** Instructions **
[1] List every percentage figure that appears in the gold investment article below.
[2] Retype the gold investment article below, from "A senior figure" up to and including "to January 1980.".

Saturday, May 23, 2009

Investors should Buy Gold as 'major bull rally' is imminent

A senior figure at OmniSans Research said on May 20 that Gold Investment is prudent as the yellow metal will go "much, much higher" this year.

Paul Learton, chief investment strategist at the independent firm, attempts to draw a number of parallels between gold's bull market in the 1970s and the current one, which started in 2001. He notes that gold increased by 471 percent between mid-1971 and December 1974, fell by 50 percent over an 18-month period and then exploded from August 1976 to January 1980.

Similarly, a high point of $1,033 per ounce was reached last March in the current bull run, with Gold Prices subsequently dropping by 30 percent at one stage to about $700 per ounce. "If this bull market parallels the last one, then gold should renew its upward momentum in a very serious way starting in October 2009," he wrote on SeekingAlpha.com. "And this next leg up should be a major one (the biggest gains came during the second rally in gold's bull market in the '70s). However, judging from the Fed's money printing, the next leg up may come even earlier."

Leon Westgate from Standard Bank, the largest bank in Africa, also claimed last week that prices should rise in the coming months as a result of a falling dollar, which tends to move in the opposite direction to gold. "We expect the dollar to depreciate to $1.50 by year-end. As a result, the gold price should rise," he told Bloomberg.

** Material supplied **
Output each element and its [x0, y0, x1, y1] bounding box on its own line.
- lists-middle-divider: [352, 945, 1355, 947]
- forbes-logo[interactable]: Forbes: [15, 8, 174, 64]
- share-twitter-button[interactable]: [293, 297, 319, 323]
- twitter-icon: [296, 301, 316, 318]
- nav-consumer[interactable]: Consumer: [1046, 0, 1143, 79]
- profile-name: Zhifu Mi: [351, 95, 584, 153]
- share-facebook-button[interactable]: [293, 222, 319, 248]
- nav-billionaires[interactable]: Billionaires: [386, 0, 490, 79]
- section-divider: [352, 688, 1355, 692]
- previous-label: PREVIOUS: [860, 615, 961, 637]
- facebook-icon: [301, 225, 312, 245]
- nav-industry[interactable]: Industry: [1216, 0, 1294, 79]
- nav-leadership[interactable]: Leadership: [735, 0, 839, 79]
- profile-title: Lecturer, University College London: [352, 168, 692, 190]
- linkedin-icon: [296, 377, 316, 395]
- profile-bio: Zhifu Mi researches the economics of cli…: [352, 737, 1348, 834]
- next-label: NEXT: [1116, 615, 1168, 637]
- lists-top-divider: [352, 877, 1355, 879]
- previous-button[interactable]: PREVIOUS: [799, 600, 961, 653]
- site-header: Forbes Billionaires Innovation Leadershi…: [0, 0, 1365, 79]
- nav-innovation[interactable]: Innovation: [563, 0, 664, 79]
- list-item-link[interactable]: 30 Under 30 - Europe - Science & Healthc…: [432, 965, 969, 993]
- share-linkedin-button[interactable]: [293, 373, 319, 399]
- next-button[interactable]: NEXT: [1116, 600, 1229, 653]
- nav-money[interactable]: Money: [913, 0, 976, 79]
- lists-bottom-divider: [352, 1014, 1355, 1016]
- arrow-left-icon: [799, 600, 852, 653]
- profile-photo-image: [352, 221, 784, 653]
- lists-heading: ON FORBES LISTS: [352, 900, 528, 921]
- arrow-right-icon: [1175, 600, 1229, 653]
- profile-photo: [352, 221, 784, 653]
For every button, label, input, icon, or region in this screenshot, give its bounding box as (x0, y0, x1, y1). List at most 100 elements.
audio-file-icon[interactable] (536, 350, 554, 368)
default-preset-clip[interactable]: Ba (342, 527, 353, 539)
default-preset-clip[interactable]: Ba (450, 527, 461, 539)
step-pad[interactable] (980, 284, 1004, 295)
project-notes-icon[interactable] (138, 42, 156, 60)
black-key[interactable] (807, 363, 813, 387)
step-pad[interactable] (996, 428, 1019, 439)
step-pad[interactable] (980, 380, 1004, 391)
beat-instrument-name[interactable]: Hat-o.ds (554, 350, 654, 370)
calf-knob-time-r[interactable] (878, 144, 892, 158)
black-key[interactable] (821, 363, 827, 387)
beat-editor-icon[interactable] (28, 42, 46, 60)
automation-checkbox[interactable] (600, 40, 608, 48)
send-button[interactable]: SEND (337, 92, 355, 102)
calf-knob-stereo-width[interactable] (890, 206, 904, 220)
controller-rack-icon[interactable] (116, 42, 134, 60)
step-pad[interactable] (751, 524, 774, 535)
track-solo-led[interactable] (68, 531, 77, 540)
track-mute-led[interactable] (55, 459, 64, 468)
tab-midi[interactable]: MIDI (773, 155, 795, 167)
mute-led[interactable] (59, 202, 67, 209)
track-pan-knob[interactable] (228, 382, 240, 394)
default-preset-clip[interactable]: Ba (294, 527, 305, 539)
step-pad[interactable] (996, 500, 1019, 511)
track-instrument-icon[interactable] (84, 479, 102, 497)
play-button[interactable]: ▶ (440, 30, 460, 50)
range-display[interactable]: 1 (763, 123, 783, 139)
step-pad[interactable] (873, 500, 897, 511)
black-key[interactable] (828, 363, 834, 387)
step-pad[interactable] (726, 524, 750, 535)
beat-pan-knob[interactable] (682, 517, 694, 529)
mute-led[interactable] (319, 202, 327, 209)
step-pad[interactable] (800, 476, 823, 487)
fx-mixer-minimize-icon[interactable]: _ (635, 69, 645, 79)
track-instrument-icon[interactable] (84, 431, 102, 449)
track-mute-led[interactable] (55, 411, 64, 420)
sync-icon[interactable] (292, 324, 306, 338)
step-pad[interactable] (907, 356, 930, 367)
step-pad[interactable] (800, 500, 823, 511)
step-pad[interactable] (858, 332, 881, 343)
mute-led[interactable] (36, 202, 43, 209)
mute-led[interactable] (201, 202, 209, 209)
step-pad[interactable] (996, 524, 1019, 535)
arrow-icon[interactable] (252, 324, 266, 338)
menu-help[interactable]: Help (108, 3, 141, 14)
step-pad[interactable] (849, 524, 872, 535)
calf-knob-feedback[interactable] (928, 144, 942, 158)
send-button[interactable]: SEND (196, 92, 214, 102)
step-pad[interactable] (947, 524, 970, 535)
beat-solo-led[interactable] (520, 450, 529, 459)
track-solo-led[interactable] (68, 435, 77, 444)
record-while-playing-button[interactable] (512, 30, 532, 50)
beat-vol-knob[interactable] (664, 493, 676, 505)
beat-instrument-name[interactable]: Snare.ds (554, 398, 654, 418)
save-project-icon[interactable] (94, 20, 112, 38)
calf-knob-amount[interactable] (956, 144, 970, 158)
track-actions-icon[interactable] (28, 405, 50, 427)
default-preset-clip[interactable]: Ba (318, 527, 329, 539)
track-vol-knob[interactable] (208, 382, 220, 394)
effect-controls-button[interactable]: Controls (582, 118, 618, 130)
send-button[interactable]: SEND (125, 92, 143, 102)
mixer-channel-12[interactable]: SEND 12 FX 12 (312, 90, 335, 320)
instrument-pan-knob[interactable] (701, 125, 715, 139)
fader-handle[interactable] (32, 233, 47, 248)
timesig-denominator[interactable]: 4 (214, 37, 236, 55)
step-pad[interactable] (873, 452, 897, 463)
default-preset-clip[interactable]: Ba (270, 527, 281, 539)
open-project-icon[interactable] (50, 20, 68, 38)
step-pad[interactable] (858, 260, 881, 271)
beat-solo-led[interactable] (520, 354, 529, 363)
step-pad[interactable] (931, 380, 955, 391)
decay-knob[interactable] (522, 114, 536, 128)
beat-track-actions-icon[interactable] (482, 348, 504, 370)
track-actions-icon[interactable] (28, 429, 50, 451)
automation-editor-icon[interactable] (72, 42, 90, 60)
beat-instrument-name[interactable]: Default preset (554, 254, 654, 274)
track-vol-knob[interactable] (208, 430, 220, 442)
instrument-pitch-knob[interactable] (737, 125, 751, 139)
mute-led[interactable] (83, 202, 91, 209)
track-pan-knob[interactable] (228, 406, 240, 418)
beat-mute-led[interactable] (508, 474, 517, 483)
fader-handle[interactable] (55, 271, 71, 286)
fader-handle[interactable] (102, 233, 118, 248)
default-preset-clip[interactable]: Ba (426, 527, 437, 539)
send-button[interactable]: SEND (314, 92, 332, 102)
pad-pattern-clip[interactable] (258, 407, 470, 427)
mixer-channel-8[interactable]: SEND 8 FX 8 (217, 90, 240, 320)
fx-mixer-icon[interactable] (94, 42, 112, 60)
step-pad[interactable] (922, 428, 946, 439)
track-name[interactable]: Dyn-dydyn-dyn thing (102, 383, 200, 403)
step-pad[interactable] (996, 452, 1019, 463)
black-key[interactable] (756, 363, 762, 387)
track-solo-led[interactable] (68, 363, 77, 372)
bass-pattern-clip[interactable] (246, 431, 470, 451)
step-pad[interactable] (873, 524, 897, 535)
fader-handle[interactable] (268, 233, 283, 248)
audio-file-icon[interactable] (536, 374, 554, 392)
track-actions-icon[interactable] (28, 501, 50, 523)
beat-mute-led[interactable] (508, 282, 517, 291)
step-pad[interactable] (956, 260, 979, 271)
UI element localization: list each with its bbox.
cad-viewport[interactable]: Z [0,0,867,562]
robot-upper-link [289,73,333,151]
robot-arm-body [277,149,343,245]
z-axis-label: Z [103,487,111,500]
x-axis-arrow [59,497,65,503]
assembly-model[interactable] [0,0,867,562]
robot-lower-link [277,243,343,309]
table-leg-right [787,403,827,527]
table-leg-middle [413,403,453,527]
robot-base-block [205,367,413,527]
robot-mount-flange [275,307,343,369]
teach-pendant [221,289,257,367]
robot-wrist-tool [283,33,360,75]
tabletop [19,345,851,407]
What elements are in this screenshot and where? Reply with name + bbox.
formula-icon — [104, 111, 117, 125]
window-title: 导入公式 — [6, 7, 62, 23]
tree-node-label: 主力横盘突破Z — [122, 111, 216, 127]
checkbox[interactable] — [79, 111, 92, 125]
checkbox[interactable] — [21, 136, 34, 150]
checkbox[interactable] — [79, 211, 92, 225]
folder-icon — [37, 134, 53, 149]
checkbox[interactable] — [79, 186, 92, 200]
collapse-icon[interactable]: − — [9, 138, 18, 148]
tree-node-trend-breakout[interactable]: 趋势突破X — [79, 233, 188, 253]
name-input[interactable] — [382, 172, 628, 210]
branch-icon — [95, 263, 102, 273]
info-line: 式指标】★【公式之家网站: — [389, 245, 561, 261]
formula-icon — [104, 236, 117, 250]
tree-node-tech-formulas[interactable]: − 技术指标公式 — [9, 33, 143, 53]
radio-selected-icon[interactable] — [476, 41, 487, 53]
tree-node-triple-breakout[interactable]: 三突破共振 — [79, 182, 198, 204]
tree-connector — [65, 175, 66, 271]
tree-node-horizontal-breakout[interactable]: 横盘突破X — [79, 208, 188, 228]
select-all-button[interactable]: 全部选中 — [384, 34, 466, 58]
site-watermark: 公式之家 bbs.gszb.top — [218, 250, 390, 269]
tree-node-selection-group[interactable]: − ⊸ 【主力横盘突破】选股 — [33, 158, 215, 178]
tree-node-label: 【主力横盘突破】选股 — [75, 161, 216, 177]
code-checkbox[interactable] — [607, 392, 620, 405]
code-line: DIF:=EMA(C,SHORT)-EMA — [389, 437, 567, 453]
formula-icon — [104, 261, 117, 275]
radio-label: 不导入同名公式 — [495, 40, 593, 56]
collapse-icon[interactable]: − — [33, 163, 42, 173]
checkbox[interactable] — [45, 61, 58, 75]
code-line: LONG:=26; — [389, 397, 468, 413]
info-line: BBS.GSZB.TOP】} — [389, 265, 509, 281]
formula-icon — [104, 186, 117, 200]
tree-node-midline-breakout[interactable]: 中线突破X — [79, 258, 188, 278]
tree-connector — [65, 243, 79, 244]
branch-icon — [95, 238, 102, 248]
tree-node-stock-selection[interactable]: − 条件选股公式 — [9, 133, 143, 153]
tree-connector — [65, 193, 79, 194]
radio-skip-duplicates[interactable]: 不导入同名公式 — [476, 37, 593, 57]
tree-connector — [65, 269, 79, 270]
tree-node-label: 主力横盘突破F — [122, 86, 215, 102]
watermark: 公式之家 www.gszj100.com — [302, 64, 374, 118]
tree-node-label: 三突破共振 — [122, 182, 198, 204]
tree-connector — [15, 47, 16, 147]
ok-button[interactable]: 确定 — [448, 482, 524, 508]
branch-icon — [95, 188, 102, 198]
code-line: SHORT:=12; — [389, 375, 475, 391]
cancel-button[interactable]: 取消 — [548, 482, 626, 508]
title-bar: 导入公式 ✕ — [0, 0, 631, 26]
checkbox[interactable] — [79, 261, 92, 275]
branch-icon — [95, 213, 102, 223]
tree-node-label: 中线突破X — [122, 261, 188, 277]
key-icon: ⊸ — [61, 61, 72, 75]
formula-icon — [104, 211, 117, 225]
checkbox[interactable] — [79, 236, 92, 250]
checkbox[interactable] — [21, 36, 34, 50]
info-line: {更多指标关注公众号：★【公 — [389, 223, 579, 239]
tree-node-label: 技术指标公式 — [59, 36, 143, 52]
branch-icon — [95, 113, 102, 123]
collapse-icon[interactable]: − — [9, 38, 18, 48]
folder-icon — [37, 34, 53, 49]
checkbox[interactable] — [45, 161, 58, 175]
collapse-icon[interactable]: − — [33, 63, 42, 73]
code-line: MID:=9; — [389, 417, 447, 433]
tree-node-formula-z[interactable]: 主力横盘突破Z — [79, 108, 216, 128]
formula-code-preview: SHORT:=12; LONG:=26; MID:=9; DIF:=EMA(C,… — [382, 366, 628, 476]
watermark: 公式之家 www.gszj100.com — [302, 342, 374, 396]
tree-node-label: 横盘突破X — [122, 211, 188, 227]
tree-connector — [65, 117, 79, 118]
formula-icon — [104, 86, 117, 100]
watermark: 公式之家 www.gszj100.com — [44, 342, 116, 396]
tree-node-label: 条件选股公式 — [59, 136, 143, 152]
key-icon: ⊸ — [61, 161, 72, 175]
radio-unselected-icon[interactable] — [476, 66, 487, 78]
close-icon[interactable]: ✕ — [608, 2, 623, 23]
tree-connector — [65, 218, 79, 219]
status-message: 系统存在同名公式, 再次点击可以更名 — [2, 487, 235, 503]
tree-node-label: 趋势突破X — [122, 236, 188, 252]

** Your responses **
[1]
471 percent
50 percent
30 percent

[2]
A senior figure at OmniSans Research said on May 20 that Gold Investment is prudent as the yellow metal will go "much, much higher" this year.

Paul Learton, chief investment strategist at the independent firm, attempts to draw a number of parallels between gold's bull market in the 1970s and the current one, which started in 2001. He notes that gold increased by 471 percent between mid-1971 and December 1974, fell by 50 percent over an 18-month period and then exploded from August 1976 to January 1980.